EXCERPT PROVIDED below:

In the fall, especially as Halloween gets closer, candy apples are a popular treat—and they’re easy to make at home, too. The colorful apples coated in a shiny candy glaze look great on the table, and kids love licking and biting into them.
The candy coating is basically pure sugar, so this is definitely not something you could call healthy—but at least there’s an apple underneath. And anyway, may this be the most sugar a kid ever eats in their life.
If you do nothing else for Halloween, if you don’t feel like baking, cooking, or decorating, candy apples are a very easy but spectacular treat to make.
How to Make Candy Apples
Making candy apples is very simple—see the detailed recipe below. Essentially, you dip the apples in a candy coating colored with food coloring, and that’s it.
Red is the most common color, but really, your imagination is the only limit. For a spooky Halloween decoration, for example, black “poisoned” apples are a great idea, and they’re sure to be a hit with kids.

End of EXCERPT PROVIDED.
INFORMATION SHOWN below:

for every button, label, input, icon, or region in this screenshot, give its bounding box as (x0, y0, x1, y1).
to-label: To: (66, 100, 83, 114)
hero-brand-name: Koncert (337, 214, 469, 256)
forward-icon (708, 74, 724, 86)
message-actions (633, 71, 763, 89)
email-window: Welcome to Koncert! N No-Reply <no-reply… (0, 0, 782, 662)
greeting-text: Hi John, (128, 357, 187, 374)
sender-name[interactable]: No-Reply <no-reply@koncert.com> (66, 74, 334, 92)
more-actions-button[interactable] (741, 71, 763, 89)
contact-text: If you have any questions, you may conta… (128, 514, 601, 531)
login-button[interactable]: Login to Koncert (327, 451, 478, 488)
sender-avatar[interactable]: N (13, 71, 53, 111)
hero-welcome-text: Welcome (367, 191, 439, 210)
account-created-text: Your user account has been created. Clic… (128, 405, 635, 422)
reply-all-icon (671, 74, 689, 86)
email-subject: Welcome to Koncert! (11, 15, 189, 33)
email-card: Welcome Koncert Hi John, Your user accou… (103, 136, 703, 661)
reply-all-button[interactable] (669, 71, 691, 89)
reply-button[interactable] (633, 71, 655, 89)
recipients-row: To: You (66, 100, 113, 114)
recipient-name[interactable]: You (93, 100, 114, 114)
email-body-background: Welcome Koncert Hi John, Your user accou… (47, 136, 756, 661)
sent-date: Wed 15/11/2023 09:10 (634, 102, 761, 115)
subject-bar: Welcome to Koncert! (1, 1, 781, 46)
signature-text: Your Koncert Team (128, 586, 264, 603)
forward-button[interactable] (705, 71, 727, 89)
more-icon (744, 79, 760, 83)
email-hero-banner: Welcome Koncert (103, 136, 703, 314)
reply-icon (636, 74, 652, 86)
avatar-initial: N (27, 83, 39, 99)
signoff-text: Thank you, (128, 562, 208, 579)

End of INFORMATION SHOWN.

=== PROBLEM REQUIREMENTS ===
What is the most common color for candy apples, according to the text on candy apples?

=== WRITTEN REPLY ===
Red